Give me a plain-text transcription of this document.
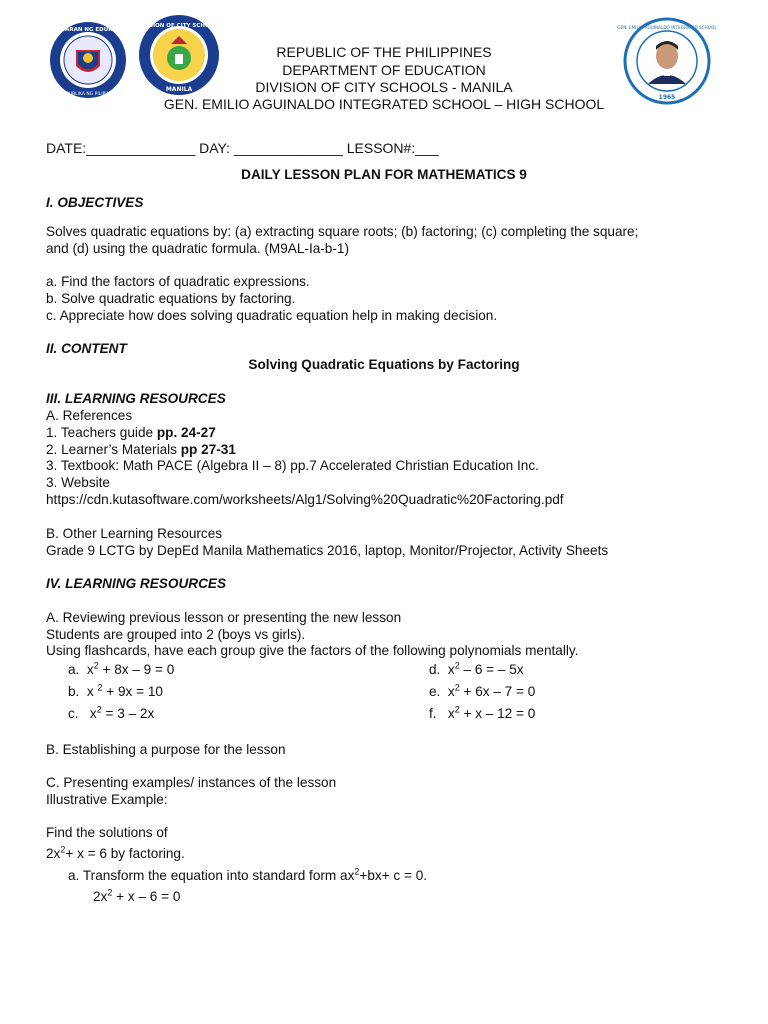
KAGAWARAN NG EDUKASYON
REPUBLIKA NG PILIPINAS
DIVISION OF CITY SCHOOLS
MANILA
GEN. EMILIO AGUINALDO INTEGRATED SCHOOL
1965
REPUBLIC OF THE PHILIPPINES
DEPARTMENT OF EDUCATION
DIVISION OF CITY SCHOOLS - MANILA
GEN. EMILIO AGUINALDO INTEGRATED SCHOOL – HIGH SCHOOL
DATE:______________ DAY: ______________ LESSON#:___
DAILY LESSON PLAN FOR MATHEMATICS 9
I. OBJECTIVES
Solves quadratic equations by: (a) extracting square roots; (b) factoring; (c) completing the square;
and (d) using the quadratic formula. (M9AL-Ia-b-1)
a. Find the factors of quadratic expressions.
b. Solve quadratic equations by factoring.
c. Appreciate how does solving quadratic equation help in making decision.
II. CONTENT
Solving Quadratic Equations by Factoring
III. LEARNING RESOURCES
A. References
1. Teachers guide pp. 24-27
2. Learner’s Materials pp 27-31
3. Textbook: Math PACE (Algebra II – 8) pp.7 Accelerated Christian Education Inc.
3. Website
https://cdn.kutasoftware.com/worksheets/Alg1/Solving%20Quadratic%20Factoring.pdf
B. Other Learning Resources
Grade 9 LCTG by DepEd Manila Mathematics 2016, laptop, Monitor/Projector, Activity Sheets
IV. LEARNING RESOURCES
A. Reviewing previous lesson or presenting the new lesson
Students are grouped into 2 (boys vs girls).
Using flashcards, have each group give the factors of the following polynomials mentally.
a. $x^2 + 8x - 9 = 0$
b. x $^2$ + 9x = 10
c. $x^2 = 3 - 2x$
d. $x^2 - 6$ = – 5x
e. $x^2 + 6x - 7 = 0$
f. $x^2 + x - 12 = 0$
B. Establishing a purpose for the lesson
C. Presenting examples/ instances of the lesson
Illustrative Example:
Find the solutions of
$2x^2+ x = 6$ by factoring.
a. Transform the equation into standard form $ax^2+bx+ c = 0$.
$2x^2 + x - 6 = 0$
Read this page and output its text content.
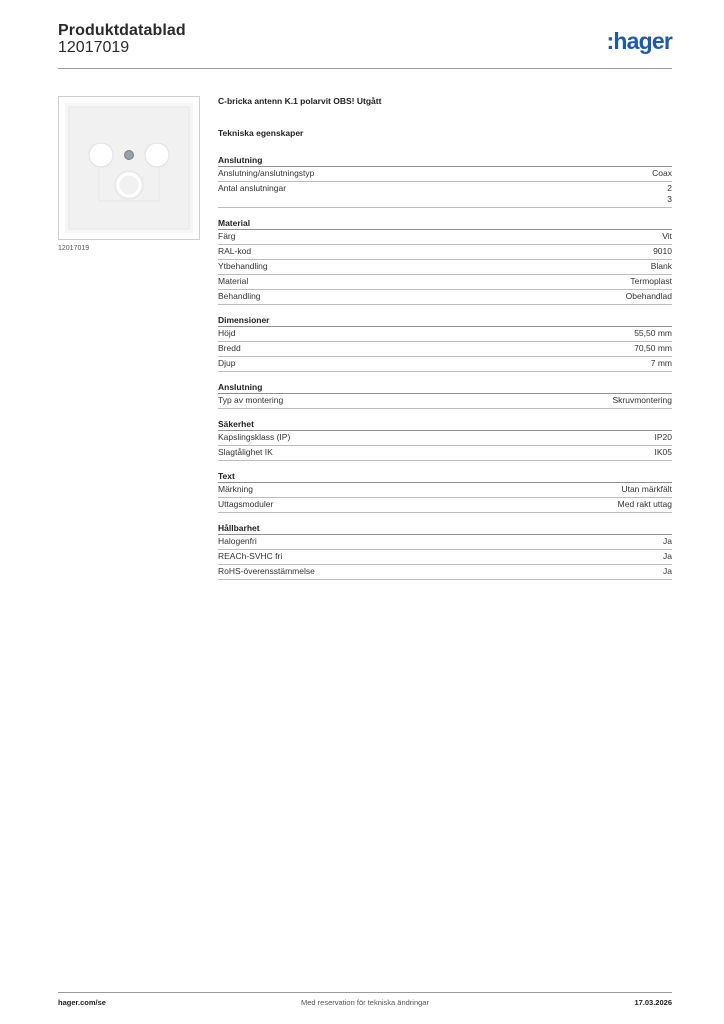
Produktdatablad
12017019	:hager
12017019
C-bricka antenn K.1 polarvit OBS! Utgått
Tekniska egenskaper
Anslutning
Anslutning/anslutningstyp	Coax
Antal anslutningar	2
3
Material
Färg	Vit
RAL-kod	9010
Ytbehandling	Blank
Material	Termoplast
Behandling	Obehandlad
Dimensioner
Höjd	55,50 mm
Bredd	70,50 mm
Djup	7 mm
Anslutning
Typ av montering	Skruvmontering
Säkerhet
Kapslingsklass (IP)	IP20
Slagtålighet IK	IK05
Text
Märkning	Utan märkfält
Uttagsmoduler	Med rakt uttag
Hållbarhet
Halogenfri	Ja
REACh-SVHC fri	Ja
RoHS-överensstämmelse	Ja
hager.com/se	Med reservation för tekniska ändringar	17.03.2026
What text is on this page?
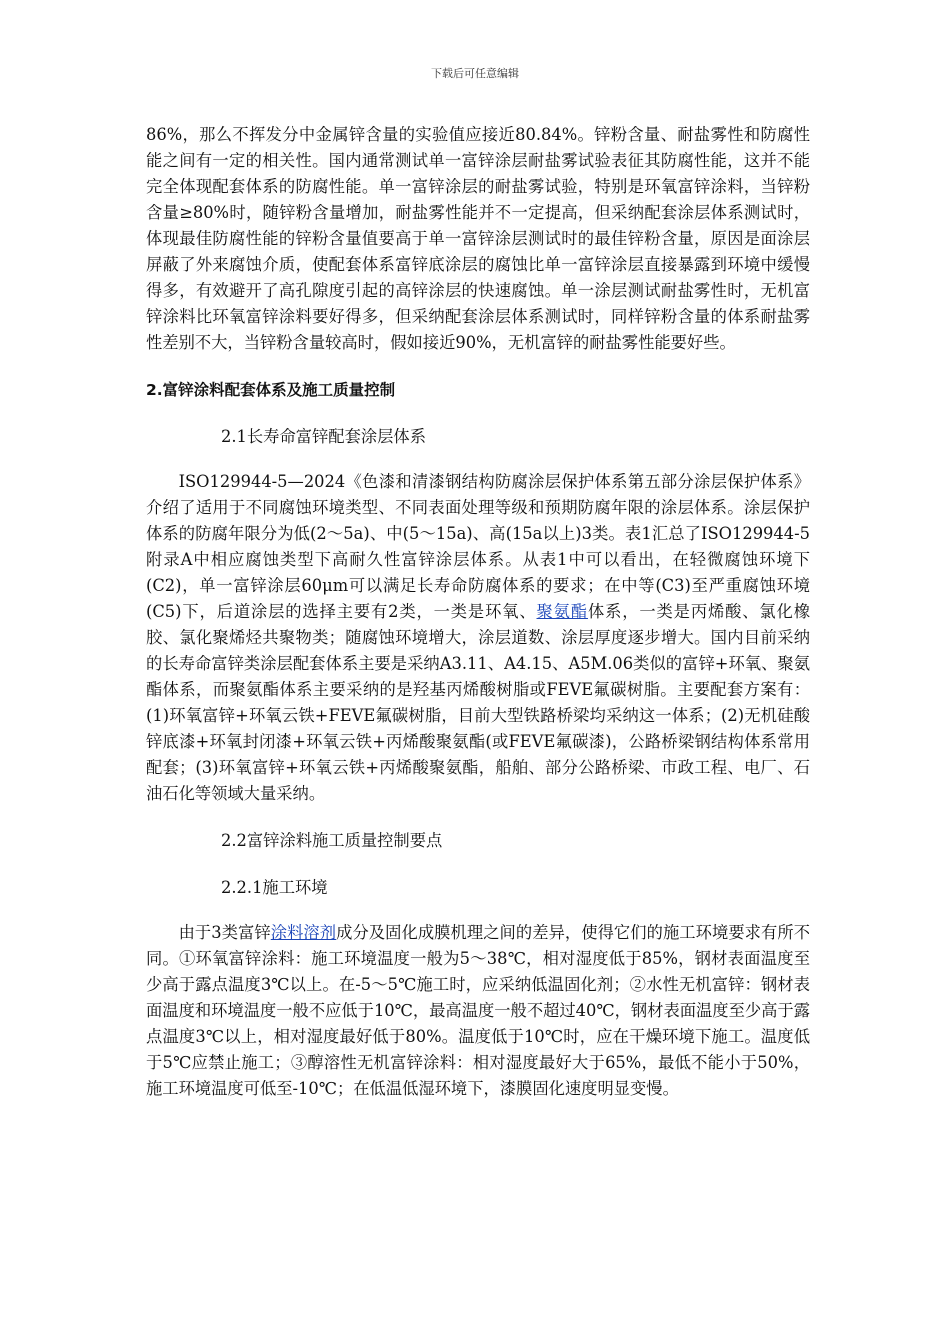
下载后可任意编辑

86%，那么不挥发分中金属锌含量的实验值应接近80.84%。锌粉含量、耐盐雾性和防腐性能之间有一定的相关性。国内通常测试单一富锌涂层耐盐雾试验表征其防腐性能，这并不能完全体现配套体系的防腐性能。单一富锌涂层的耐盐雾试验，特别是环氧富锌涂料，当锌粉含量≥80%时，随锌粉含量增加，耐盐雾性能并不一定提高，但采纳配套涂层体系测试时，体现最佳防腐性能的锌粉含量值要高于单一富锌涂层测试时的最佳锌粉含量，原因是面涂层屏蔽了外来腐蚀介质，使配套体系富锌底涂层的腐蚀比单一富锌涂层直接暴露到环境中缓慢得多，有效避开了高孔隙度引起的高锌涂层的快速腐蚀。单一涂层测试耐盐雾性时，无机富锌涂料比环氧富锌涂料要好得多，但采纳配套涂层体系测试时，同样锌粉含量的体系耐盐雾性差别不大，当锌粉含量较高时，假如接近90%，无机富锌的耐盐雾性能要好些。

2.富锌涂料配套体系及施工质量控制

2.1长寿命富锌配套涂层体系

ISO129944-5—2024《色漆和清漆钢结构防腐涂层保护体系第五部分涂层保护体系》介绍了适用于不同腐蚀环境类型、不同表面处理等级和预期防腐年限的涂层体系。涂层保护体系的防腐年限分为低(2～5a)、中(5～15a)、高(15a以上)3类。表1汇总了ISO129944-5附录A中相应腐蚀类型下高耐久性富锌涂层体系。从表1中可以看出，在轻微腐蚀环境下(C2)，单一富锌涂层60μm可以满足长寿命防腐体系的要求；在中等(C3)至严重腐蚀环境(C5)下，后道涂层的选择主要有2类，一类是环氧、聚氨酯体系，一类是丙烯酸、氯化橡胶、氯化聚烯烃共聚物类；随腐蚀环境增大，涂层道数、涂层厚度逐步增大。国内目前采纳的长寿命富锌类涂层配套体系主要是采纳A3.11、A4.15、A5M.06类似的富锌+环氧、聚氨酯体系，而聚氨酯体系主要采纳的是羟基丙烯酸树脂或FEVE氟碳树脂。主要配套方案有：(1)环氧富锌+环氧云铁+FEVE氟碳树脂，目前大型铁路桥梁均采纳这一体系；(2)无机硅酸锌底漆+环氧封闭漆+环氧云铁+丙烯酸聚氨酯(或FEVE氟碳漆)，公路桥梁钢结构体系常用配套；(3)环氧富锌+环氧云铁+丙烯酸聚氨酯，船舶、部分公路桥梁、市政工程、电厂、石油石化等领域大量采纳。

2.2富锌涂料施工质量控制要点

2.2.1施工环境

由于3类富锌涂料溶剂成分及固化成膜机理之间的差异，使得它们的施工环境要求有所不同。①环氧富锌涂料：施工环境温度一般为5～38℃，相对湿度低于85%，钢材表面温度至少高于露点温度3℃以上。在-5～5℃施工时，应采纳低温固化剂；②水性无机富锌：钢材表面温度和环境温度一般不应低于10℃，最高温度一般不超过40℃，钢材表面温度至少高于露点温度3℃以上，相对湿度最好低于80%。温度低于10℃时，应在干燥环境下施工。温度低于5℃应禁止施工；③醇溶性无机富锌涂料：相对湿度最好大于65%，最低不能小于50%，施工环境温度可低至-10℃；在低温低湿环境下，漆膜固化速度明显变慢。
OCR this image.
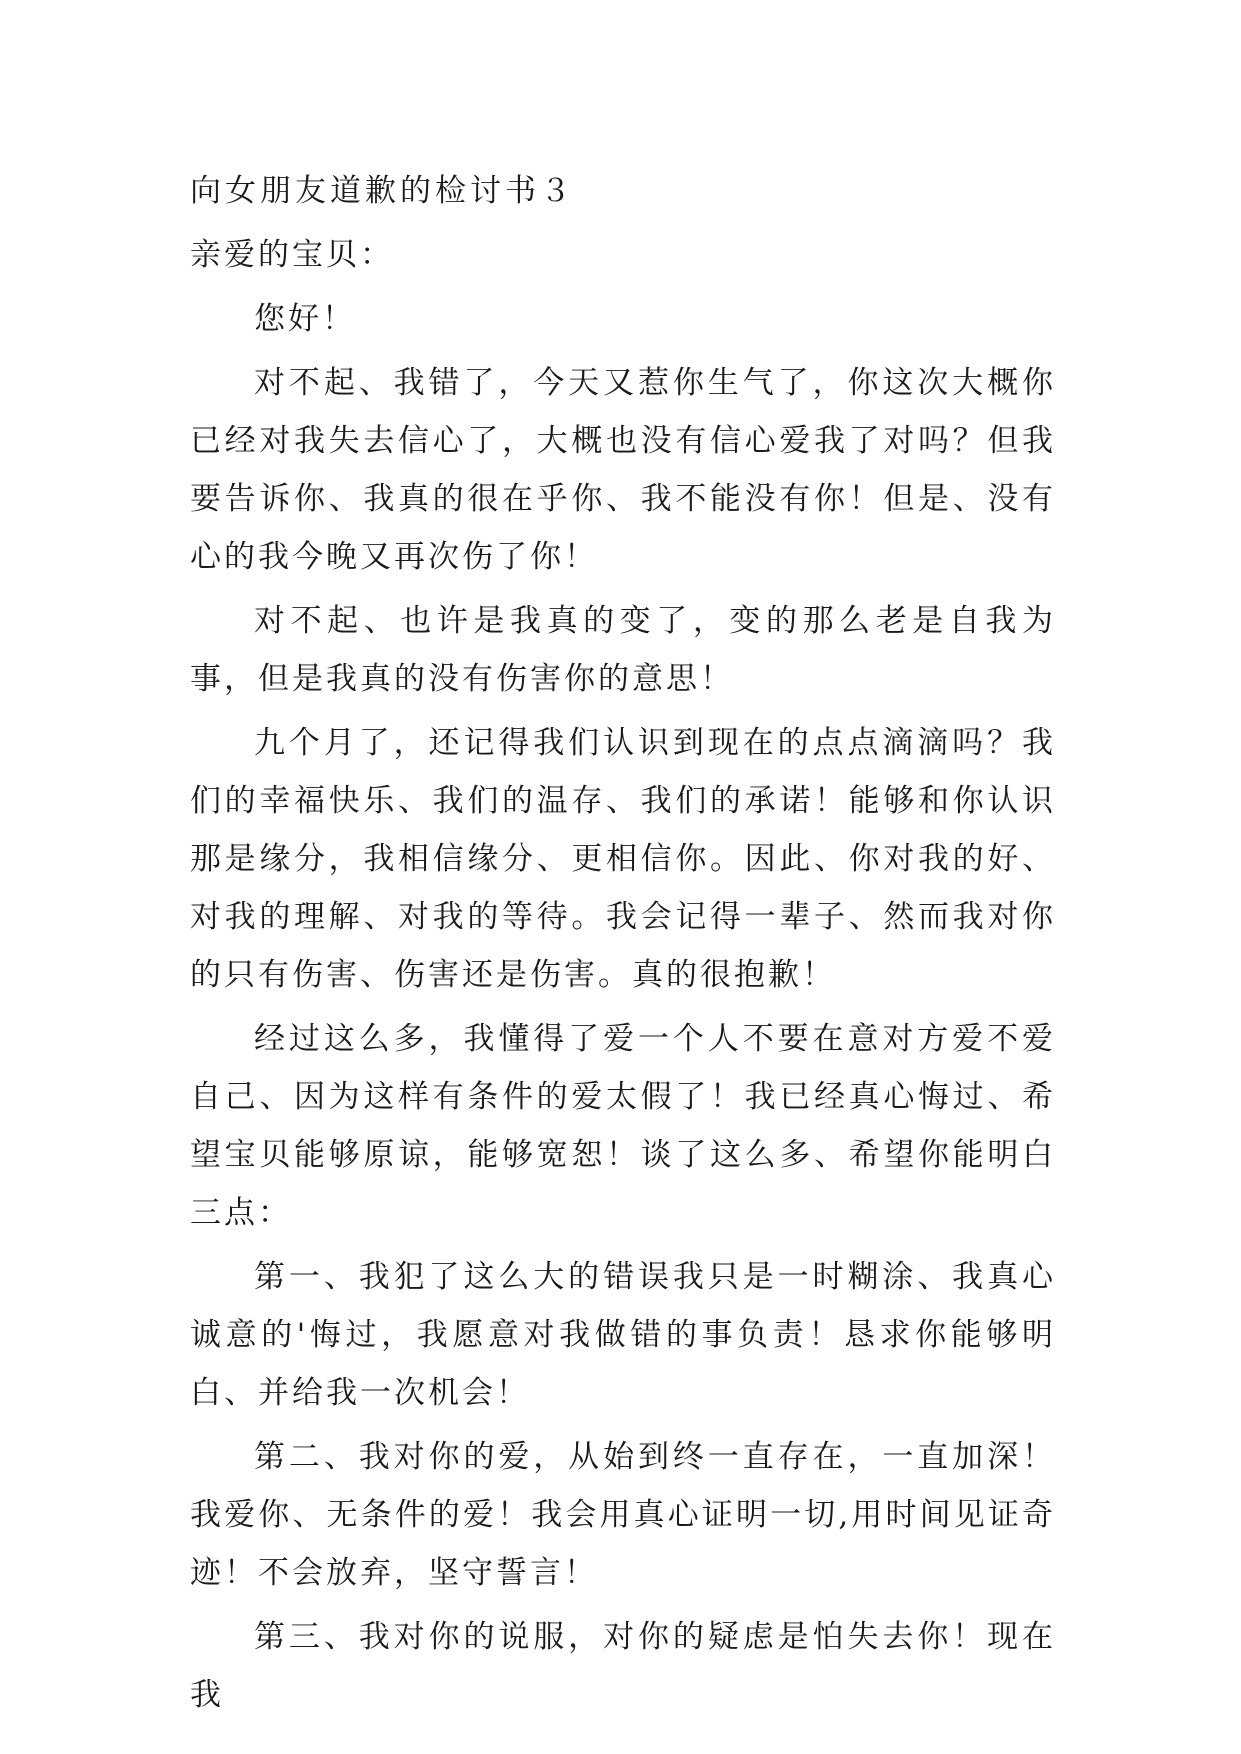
向女朋友道歉的检讨书３

亲爱的宝贝：

您好！

对不起、我错了，今天又惹你生气了，你这次大概你已经对我失去信心了，大概也没有信心爱我了对吗？但我要告诉你、我真的很在乎你、我不能没有你！但是、没有心的我今晚又再次伤了你！

对不起、也许是我真的变了，变的那么老是自我为事，但是我真的没有伤害你的意思！

九个月了，还记得我们认识到现在的点点滴滴吗？我们的幸福快乐、我们的温存、我们的承诺！能够和你认识那是缘分，我相信缘分、更相信你。因此、你对我的好、对我的理解、对我的等待。我会记得一辈子、然而我对你的只有伤害、伤害还是伤害。真的很抱歉！

经过这么多，我懂得了爱一个人不要在意对方爱不爱自己、因为这样有条件的爱太假了！我已经真心悔过、希望宝贝能够原谅，能够宽恕！谈了这么多、希望你能明白三点：

第一、我犯了这么大的错误我只是一时糊涂、我真心诚意的'悔过，我愿意对我做错的事负责！恳求你能够明白、并给我一次机会！

第二、我对你的爱，从始到终一直存在，一直加深！我爱你、无条件的爱！我会用真心证明一切,用时间见证奇迹！不会放弃，坚守誓言！

第三、我对你的说服，对你的疑虑是怕失去你！现在我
________________
[Stated goal]: Without including any pictures, print each record exactly.

[Solved exercise]:
Give me a plain-text transcription of this document.
KAGAWARAN NG EDUKASYON
REPUBLIKA NG PILIPINAS
DIVISION OF CITY SCHOOLS
MANILA
GEN. EMILIO AGUINALDO INTEGRATED SCHOOL
1965
REPUBLIC OF THE PHILIPPINES
DEPARTMENT OF EDUCATION
DIVISION OF CITY SCHOOLS - MANILA
GEN. EMILIO AGUINALDO INTEGRATED SCHOOL – HIGH SCHOOL
DATE:______________ DAY: ______________ LESSON#:___
DAILY LESSON PLAN FOR MATHEMATICS 9
I. OBJECTIVES
Solves quadratic equations by: (a) extracting square roots; (b) factoring; (c) completing the square;
and (d) using the quadratic formula. (M9AL-Ia-b-1)
a. Find the factors of quadratic expressions.
b. Solve quadratic equations by factoring.
c. Appreciate how does solving quadratic equation help in making decision.
II. CONTENT
Solving Quadratic Equations by Factoring
III. LEARNING RESOURCES
A. References
1. Teachers guide pp. 24-27
2. Learner’s Materials pp 27-31
3. Textbook: Math PACE (Algebra II – 8) pp.7 Accelerated Christian Education Inc.
3. Website
https://cdn.kutasoftware.com/worksheets/Alg1/Solving%20Quadratic%20Factoring.pdf
B. Other Learning Resources
Grade 9 LCTG by DepEd Manila Mathematics 2016, laptop, Monitor/Projector, Activity Sheets
IV. LEARNING RESOURCES
A. Reviewing previous lesson or presenting the new lesson
Students are grouped into 2 (boys vs girls).
Using flashcards, have each group give the factors of the following polynomials mentally.
a. $x^2 + 8x - 9 = 0$
b. x $^2$ + 9x = 10
c. $x^2 = 3 - 2x$
d. $x^2 - 6$ = – 5x
e. $x^2 + 6x - 7 = 0$
f. $x^2 + x - 12 = 0$
B. Establishing a purpose for the lesson
C. Presenting examples/ instances of the lesson
Illustrative Example:
Find the solutions of
$2x^2+ x = 6$ by factoring.
a. Transform the equation into standard form $ax^2+bx+ c = 0$.
$2x^2 + x - 6 = 0$
Read this page and output its text content.
Produktdatablad
12017019	:hager
12017019
C-bricka antenn K.1 polarvit OBS! Utgått
Tekniska egenskaper
Anslutning
Anslutning/anslutningstyp	Coax
Antal anslutningar	2
3
Material
Färg	Vit
RAL-kod	9010
Ytbehandling	Blank
Material	Termoplast
Behandling	Obehandlad
Dimensioner
Höjd	55,50 mm
Bredd	70,50 mm
Djup	7 mm
Anslutning
Typ av montering	Skruvmontering
Säkerhet
Kapslingsklass (IP)	IP20
Slagtålighet IK	IK05
Text
Märkning	Utan märkfält
Uttagsmoduler	Med rakt uttag
Hållbarhet
Halogenfri	Ja
REACh-SVHC fri	Ja
RoHS-överensstämmelse	Ja
hager.com/se	Med reservation för tekniska ändringar	17.03.2026
What text is on this page?
下载后可任意编辑

86%，那么不挥发分中金属锌含量的实验值应接近80.84%。锌粉含量、耐盐雾性和防腐性能之间有一定的相关性。国内通常测试单一富锌涂层耐盐雾试验表征其防腐性能，这并不能完全体现配套体系的防腐性能。单一富锌涂层的耐盐雾试验，特别是环氧富锌涂料，当锌粉含量≥80%时，随锌粉含量增加，耐盐雾性能并不一定提高，但采纳配套涂层体系测试时，体现最佳防腐性能的锌粉含量值要高于单一富锌涂层测试时的最佳锌粉含量，原因是面涂层屏蔽了外来腐蚀介质，使配套体系富锌底涂层的腐蚀比单一富锌涂层直接暴露到环境中缓慢得多，有效避开了高孔隙度引起的高锌涂层的快速腐蚀。单一涂层测试耐盐雾性时，无机富锌涂料比环氧富锌涂料要好得多，但采纳配套涂层体系测试时，同样锌粉含量的体系耐盐雾性差别不大，当锌粉含量较高时，假如接近90%，无机富锌的耐盐雾性能要好些。

2.富锌涂料配套体系及施工质量控制

2.1长寿命富锌配套涂层体系

ISO129944-5—2024《色漆和清漆钢结构防腐涂层保护体系第五部分涂层保护体系》介绍了适用于不同腐蚀环境类型、不同表面处理等级和预期防腐年限的涂层体系。涂层保护体系的防腐年限分为低(2～5a)、中(5～15a)、高(15a以上)3类。表1汇总了ISO129944-5附录A中相应腐蚀类型下高耐久性富锌涂层体系。从表1中可以看出，在轻微腐蚀环境下(C2)，单一富锌涂层60μm可以满足长寿命防腐体系的要求；在中等(C3)至严重腐蚀环境(C5)下，后道涂层的选择主要有2类，一类是环氧、聚氨酯体系，一类是丙烯酸、氯化橡胶、氯化聚烯烃共聚物类；随腐蚀环境增大，涂层道数、涂层厚度逐步增大。国内目前采纳的长寿命富锌类涂层配套体系主要是采纳A3.11、A4.15、A5M.06类似的富锌+环氧、聚氨酯体系，而聚氨酯体系主要采纳的是羟基丙烯酸树脂或FEVE氟碳树脂。主要配套方案有：(1)环氧富锌+环氧云铁+FEVE氟碳树脂，目前大型铁路桥梁均采纳这一体系；(2)无机硅酸锌底漆+环氧封闭漆+环氧云铁+丙烯酸聚氨酯(或FEVE氟碳漆)，公路桥梁钢结构体系常用配套；(3)环氧富锌+环氧云铁+丙烯酸聚氨酯，船舶、部分公路桥梁、市政工程、电厂、石油石化等领域大量采纳。

2.2富锌涂料施工质量控制要点

2.2.1施工环境

由于3类富锌涂料溶剂成分及固化成膜机理之间的差异，使得它们的施工环境要求有所不同。①环氧富锌涂料：施工环境温度一般为5～38℃，相对湿度低于85%，钢材表面温度至少高于露点温度3℃以上。在-5～5℃施工时，应采纳低温固化剂；②水性无机富锌：钢材表面温度和环境温度一般不应低于10℃，最高温度一般不超过40℃，钢材表面温度至少高于露点温度3℃以上，相对湿度最好低于80%。温度低于10℃时，应在干燥环境下施工。温度低于5℃应禁止施工；③醇溶性无机富锌涂料：相对湿度最好大于65%，最低不能小于50%，施工环境温度可低至-10℃；在低温低湿环境下，漆膜固化速度明显变慢。
OCR this image.
向女朋友道歉的检讨书３

亲爱的宝贝：

您好！

对不起、我错了，今天又惹你生气了，你这次大概你已经对我失去信心了，大概也没有信心爱我了对吗？但我要告诉你、我真的很在乎你、我不能没有你！但是、没有心的我今晚又再次伤了你！

对不起、也许是我真的变了，变的那么老是自我为事，但是我真的没有伤害你的意思！

九个月了，还记得我们认识到现在的点点滴滴吗？我们的幸福快乐、我们的温存、我们的承诺！能够和你认识那是缘分，我相信缘分、更相信你。因此、你对我的好、对我的理解、对我的等待。我会记得一辈子、然而我对你的只有伤害、伤害还是伤害。真的很抱歉！

经过这么多，我懂得了爱一个人不要在意对方爱不爱自己、因为这样有条件的爱太假了！我已经真心悔过、希望宝贝能够原谅，能够宽恕！谈了这么多、希望你能明白三点：

第一、我犯了这么大的错误我只是一时糊涂、我真心诚意的'悔过，我愿意对我做错的事负责！恳求你能够明白、并给我一次机会！

第二、我对你的爱，从始到终一直存在，一直加深！我爱你、无条件的爱！我会用真心证明一切,用时间见证奇迹！不会放弃，坚守誓言！

第三、我对你的说服，对你的疑虑是怕失去你！现在我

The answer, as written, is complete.